- _What to produce_
Gather, from the listing beneath this task, every line holding the string "Trillion".

- _Task material_
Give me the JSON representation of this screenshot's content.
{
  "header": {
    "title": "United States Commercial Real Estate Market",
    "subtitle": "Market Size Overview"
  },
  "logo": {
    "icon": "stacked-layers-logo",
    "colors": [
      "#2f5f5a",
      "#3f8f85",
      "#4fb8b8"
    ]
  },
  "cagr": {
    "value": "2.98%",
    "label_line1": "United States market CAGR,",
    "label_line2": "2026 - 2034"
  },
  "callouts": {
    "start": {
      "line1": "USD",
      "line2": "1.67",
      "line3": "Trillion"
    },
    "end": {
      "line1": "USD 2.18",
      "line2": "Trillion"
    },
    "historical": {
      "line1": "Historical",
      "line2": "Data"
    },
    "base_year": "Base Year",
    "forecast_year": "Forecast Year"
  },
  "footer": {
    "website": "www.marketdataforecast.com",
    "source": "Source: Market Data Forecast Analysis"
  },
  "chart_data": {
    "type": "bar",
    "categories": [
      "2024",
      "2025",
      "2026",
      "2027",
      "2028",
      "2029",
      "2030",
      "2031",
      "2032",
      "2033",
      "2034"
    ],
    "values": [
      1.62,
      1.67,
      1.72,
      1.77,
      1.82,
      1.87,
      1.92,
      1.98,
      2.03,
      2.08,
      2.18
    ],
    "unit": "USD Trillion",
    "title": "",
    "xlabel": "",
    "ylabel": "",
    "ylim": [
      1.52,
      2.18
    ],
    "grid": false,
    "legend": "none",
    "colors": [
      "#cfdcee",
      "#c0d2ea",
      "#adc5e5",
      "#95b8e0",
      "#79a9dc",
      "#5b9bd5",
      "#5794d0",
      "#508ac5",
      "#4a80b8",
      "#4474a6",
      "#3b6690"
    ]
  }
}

- _Task answer_
      "line3": "Trillion"
      "line2": "Trillion"
    "unit": "USD Trillion",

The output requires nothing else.